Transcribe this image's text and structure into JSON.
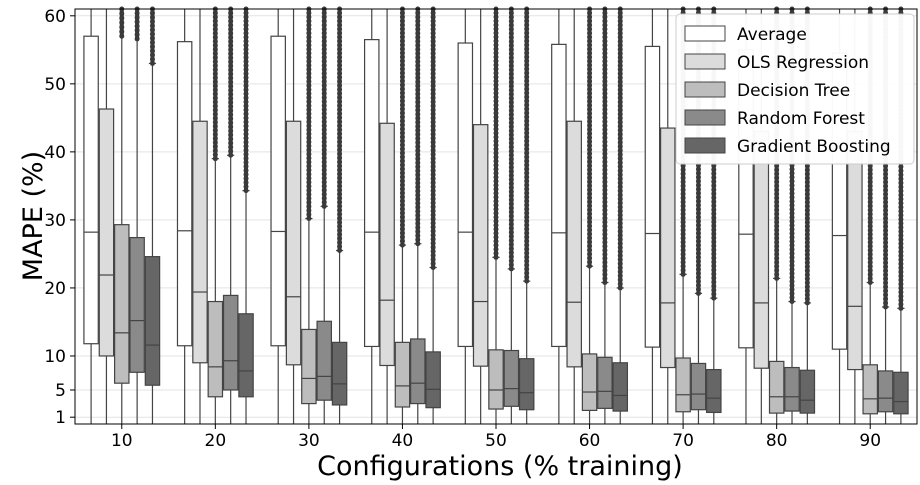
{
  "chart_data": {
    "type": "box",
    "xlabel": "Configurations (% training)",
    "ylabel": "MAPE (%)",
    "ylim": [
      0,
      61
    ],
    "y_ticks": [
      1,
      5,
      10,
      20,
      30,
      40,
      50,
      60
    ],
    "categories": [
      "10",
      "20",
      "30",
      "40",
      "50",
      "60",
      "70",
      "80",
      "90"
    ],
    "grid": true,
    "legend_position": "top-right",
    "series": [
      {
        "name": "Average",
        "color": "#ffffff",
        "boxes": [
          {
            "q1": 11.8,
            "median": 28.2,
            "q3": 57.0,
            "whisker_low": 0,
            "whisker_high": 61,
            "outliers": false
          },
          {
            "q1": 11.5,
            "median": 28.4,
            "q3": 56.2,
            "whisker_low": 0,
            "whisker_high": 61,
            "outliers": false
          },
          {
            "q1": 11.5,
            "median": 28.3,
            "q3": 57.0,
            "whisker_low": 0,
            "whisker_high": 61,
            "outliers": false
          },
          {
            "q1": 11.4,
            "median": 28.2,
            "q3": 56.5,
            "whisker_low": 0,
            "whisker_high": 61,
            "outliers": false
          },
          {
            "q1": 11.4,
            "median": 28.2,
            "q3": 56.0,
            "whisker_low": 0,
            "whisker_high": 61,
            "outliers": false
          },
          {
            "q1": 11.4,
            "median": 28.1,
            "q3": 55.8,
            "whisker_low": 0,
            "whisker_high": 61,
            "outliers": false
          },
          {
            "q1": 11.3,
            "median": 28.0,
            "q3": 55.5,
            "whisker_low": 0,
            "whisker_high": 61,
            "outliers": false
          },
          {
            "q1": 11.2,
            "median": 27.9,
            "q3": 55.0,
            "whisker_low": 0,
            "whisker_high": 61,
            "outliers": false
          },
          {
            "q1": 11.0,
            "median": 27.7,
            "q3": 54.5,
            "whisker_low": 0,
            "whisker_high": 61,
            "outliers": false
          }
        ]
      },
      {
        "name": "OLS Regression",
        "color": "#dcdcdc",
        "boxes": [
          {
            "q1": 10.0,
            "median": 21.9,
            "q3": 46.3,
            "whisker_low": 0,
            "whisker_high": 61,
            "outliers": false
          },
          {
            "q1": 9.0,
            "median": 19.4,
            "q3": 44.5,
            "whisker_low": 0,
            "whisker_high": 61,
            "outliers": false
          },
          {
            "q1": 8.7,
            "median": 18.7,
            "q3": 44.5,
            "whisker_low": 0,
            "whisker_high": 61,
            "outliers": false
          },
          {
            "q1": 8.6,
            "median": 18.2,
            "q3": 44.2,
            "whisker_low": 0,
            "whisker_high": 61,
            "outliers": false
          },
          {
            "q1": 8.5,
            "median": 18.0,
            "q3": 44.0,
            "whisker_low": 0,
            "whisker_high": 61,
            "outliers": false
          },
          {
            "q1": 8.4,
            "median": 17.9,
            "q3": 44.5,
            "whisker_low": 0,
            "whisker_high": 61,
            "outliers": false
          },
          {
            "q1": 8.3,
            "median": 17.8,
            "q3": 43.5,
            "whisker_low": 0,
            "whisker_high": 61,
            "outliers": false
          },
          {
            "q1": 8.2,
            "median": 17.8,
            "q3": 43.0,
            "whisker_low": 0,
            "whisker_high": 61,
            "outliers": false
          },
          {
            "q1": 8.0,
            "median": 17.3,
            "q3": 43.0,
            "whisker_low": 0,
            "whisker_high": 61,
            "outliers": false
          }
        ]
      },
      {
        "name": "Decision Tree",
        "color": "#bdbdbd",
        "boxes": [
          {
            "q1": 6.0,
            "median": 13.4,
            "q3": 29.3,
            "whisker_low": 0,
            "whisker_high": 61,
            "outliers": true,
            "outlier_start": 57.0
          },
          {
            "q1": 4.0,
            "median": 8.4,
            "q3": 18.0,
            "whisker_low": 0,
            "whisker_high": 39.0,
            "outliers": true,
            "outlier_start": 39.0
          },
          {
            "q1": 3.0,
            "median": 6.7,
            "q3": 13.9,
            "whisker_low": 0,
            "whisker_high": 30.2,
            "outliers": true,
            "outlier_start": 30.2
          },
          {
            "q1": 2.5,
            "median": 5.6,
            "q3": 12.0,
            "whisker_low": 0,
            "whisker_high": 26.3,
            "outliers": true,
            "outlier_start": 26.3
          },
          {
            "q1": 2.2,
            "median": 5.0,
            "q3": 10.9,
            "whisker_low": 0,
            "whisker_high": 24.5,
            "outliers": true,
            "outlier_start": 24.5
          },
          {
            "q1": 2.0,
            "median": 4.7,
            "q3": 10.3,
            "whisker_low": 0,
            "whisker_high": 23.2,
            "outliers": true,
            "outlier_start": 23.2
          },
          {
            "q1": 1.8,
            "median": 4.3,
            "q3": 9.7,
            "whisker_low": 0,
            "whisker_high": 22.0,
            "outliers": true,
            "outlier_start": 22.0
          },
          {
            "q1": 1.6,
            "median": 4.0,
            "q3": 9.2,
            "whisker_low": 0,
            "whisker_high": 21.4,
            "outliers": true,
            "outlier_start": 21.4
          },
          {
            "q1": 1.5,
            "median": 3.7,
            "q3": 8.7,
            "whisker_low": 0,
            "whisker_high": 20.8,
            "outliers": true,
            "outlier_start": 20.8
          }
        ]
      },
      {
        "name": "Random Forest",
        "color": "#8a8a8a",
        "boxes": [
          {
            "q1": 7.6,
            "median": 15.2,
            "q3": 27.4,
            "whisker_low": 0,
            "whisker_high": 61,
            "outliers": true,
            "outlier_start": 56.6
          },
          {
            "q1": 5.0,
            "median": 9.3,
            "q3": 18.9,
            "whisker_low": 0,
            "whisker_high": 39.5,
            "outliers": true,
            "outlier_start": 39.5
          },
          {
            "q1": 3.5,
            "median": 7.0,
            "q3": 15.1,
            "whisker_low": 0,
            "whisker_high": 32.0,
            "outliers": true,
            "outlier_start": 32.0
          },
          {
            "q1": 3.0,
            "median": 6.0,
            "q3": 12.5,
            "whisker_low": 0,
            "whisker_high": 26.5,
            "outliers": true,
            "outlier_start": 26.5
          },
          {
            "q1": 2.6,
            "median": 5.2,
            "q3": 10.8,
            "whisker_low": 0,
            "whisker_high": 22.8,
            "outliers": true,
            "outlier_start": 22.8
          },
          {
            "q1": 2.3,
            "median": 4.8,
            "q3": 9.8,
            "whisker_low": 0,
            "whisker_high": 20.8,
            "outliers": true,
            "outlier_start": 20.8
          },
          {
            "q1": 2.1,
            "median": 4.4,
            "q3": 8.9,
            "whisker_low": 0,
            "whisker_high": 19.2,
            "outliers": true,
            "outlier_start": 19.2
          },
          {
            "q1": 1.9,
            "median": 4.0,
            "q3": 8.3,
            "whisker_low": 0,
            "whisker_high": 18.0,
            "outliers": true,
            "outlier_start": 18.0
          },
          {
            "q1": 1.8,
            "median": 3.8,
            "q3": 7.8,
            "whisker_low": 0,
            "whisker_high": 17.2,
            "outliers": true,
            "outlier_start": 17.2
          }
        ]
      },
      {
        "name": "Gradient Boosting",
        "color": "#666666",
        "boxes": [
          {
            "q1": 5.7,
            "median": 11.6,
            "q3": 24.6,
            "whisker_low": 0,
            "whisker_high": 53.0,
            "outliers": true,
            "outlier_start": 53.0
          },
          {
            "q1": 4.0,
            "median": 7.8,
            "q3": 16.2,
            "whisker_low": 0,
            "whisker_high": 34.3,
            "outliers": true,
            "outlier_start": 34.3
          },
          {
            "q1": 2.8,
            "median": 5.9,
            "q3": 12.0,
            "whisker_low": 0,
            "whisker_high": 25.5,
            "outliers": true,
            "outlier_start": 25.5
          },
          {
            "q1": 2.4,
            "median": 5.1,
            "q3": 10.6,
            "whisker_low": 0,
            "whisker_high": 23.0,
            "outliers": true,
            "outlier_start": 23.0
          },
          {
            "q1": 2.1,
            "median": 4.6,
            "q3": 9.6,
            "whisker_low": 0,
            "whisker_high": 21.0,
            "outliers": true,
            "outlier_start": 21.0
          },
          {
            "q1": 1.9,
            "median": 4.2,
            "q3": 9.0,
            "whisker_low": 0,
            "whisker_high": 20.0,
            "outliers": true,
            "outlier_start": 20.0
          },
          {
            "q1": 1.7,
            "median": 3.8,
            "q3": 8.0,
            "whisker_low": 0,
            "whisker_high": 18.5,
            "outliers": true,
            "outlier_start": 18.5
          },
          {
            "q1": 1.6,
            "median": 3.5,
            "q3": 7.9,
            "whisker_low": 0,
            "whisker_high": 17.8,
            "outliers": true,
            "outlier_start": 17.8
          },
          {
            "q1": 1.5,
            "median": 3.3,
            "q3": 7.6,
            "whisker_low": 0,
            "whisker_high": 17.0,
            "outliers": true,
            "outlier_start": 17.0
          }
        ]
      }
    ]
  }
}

........

Exercise directions = Read the data above and pull out each line that holds the string "name".

Written answer =
        "name": "Average",
        "name": "OLS Regression",
        "name": "Decision Tree",
        "name": "Random Forest",
        "name": "Gradient Boosting",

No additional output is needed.